> [The request]:
Show all lines holding the string "name".

> [The data]:
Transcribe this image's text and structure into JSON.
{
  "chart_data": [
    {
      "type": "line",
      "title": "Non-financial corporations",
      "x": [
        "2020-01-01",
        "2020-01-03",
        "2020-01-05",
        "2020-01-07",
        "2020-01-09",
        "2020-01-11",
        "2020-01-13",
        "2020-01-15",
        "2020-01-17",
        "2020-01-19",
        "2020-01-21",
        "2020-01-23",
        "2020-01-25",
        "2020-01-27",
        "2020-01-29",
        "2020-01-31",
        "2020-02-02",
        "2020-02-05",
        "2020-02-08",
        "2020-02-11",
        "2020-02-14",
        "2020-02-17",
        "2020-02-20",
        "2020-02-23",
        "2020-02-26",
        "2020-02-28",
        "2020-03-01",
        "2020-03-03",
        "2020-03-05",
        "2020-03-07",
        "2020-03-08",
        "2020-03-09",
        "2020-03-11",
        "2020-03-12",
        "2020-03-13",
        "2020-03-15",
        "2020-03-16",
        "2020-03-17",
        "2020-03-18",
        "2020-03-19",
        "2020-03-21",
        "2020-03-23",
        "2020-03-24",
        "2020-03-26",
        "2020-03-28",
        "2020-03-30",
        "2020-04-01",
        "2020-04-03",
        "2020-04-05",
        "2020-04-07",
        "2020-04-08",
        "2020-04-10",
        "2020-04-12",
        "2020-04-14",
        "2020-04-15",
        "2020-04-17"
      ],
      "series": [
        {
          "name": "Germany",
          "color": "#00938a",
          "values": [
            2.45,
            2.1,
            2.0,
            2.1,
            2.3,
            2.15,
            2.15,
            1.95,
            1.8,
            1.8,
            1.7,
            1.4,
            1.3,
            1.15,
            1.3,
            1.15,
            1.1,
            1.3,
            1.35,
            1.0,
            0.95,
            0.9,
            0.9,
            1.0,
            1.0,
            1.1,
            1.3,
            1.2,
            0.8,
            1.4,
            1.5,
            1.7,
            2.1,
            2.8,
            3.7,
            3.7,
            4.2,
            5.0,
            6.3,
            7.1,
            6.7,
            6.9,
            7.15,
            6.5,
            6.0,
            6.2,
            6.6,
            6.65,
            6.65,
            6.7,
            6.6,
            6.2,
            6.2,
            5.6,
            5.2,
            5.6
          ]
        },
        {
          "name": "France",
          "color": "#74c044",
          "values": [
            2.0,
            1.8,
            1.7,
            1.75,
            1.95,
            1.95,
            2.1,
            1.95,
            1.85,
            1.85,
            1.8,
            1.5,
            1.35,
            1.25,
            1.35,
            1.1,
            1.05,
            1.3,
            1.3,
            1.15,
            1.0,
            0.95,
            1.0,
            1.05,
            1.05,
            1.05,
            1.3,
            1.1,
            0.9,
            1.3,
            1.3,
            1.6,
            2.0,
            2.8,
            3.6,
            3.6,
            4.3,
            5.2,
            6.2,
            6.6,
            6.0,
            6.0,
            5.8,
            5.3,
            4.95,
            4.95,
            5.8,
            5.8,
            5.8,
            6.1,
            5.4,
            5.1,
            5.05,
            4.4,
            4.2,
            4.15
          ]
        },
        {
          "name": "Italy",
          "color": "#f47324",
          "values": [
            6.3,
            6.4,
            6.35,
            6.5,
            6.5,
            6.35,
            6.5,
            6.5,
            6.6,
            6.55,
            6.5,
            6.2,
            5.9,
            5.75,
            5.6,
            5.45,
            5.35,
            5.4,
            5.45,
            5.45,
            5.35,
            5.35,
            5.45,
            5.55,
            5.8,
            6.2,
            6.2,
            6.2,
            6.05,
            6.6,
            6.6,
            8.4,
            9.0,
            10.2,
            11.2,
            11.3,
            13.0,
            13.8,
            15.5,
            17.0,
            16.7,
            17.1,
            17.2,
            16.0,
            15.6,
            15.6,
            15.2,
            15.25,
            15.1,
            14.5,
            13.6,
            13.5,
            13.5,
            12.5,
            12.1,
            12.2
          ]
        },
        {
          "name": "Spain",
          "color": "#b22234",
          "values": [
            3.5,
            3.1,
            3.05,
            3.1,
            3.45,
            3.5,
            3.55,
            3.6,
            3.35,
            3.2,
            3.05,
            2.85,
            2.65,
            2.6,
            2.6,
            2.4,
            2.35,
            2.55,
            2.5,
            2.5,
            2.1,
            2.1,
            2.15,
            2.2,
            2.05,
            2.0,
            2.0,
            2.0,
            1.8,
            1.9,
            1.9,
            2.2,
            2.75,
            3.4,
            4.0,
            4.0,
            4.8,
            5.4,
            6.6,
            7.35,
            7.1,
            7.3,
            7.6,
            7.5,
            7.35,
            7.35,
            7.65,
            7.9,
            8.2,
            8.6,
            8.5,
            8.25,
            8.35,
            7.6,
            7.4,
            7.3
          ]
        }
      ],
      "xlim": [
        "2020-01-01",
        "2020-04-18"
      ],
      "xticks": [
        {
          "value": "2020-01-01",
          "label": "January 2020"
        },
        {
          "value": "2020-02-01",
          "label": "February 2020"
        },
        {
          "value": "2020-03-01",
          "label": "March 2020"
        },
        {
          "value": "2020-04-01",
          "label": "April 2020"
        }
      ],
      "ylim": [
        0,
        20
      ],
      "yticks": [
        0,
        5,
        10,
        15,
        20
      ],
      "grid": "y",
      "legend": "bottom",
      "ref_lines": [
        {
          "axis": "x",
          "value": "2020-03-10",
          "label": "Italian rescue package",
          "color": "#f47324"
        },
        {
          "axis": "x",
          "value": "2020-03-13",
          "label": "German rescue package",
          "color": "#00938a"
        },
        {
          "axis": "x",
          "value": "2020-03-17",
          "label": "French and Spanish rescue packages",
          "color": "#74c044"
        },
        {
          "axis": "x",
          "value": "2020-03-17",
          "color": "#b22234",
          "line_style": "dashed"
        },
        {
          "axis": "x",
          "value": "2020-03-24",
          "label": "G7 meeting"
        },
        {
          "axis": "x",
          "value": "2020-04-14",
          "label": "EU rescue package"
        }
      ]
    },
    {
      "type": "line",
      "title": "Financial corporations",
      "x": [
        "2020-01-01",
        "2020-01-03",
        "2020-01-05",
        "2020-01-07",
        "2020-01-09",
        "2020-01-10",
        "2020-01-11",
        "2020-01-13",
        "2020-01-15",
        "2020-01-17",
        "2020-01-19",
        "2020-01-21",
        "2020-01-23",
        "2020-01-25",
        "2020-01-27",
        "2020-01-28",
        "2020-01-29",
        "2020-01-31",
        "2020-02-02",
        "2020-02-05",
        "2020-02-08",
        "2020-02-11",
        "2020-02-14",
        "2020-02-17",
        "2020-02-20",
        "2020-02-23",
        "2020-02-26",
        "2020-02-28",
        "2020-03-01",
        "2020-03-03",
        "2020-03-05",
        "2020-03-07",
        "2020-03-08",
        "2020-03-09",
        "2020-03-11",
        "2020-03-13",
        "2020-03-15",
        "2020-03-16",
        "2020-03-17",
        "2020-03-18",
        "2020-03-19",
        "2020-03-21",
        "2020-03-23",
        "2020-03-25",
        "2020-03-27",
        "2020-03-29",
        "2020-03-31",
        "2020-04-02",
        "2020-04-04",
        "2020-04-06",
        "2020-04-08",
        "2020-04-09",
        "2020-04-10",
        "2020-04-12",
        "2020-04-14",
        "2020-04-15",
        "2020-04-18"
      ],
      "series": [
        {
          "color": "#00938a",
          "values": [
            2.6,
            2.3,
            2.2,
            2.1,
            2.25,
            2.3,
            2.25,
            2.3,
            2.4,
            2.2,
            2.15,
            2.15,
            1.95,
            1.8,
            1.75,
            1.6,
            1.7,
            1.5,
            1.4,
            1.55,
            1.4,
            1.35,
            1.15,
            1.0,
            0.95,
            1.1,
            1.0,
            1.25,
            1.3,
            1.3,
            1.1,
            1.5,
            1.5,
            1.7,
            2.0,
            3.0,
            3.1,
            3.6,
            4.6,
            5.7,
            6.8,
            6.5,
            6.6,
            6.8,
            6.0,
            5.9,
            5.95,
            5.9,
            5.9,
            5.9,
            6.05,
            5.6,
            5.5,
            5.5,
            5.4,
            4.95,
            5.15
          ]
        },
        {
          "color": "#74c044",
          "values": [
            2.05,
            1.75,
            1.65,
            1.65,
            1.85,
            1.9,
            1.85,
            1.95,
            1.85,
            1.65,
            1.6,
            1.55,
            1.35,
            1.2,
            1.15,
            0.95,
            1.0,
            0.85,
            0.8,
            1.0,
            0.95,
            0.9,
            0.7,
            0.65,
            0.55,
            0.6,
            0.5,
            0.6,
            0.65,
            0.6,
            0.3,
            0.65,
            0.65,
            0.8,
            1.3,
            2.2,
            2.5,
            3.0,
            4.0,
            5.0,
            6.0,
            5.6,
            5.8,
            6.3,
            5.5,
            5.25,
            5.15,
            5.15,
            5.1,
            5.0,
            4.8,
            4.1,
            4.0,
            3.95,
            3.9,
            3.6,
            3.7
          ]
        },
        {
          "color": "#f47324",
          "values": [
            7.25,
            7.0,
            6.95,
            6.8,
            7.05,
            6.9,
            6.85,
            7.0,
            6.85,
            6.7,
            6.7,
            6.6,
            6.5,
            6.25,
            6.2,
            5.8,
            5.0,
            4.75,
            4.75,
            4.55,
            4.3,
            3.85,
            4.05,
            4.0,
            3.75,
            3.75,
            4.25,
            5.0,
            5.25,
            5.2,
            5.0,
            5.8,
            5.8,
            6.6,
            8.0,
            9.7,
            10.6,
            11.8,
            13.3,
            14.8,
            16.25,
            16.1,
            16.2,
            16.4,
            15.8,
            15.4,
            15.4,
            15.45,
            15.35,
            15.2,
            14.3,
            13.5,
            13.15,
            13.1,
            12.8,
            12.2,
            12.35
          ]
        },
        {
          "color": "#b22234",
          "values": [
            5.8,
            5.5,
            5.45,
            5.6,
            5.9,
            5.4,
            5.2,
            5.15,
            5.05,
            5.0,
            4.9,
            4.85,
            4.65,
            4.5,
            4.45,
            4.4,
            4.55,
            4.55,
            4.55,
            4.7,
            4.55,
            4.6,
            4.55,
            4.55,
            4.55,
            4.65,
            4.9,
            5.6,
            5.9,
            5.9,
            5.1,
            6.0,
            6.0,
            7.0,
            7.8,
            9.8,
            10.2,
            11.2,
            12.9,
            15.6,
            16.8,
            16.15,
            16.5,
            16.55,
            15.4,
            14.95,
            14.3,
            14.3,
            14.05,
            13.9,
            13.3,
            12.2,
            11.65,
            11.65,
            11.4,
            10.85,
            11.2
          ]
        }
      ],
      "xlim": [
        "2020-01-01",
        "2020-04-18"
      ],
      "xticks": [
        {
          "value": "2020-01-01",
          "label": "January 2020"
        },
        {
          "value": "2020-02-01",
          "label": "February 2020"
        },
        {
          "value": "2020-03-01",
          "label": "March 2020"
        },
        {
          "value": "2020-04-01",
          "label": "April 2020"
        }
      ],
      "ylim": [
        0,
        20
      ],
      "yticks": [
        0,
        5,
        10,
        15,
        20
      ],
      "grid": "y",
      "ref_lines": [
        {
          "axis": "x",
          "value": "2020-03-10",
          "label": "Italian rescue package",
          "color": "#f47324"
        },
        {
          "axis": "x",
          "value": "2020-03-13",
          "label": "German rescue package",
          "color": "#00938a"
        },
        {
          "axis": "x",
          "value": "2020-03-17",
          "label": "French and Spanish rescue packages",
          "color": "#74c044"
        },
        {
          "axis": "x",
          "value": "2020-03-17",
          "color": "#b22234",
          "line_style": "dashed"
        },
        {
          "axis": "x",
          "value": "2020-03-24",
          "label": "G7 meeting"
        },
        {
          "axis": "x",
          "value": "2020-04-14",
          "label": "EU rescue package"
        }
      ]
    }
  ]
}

> [Task result]:
          "name": "Germany",
          "name": "France",
          "name": "Italy",
          "name": "Spain",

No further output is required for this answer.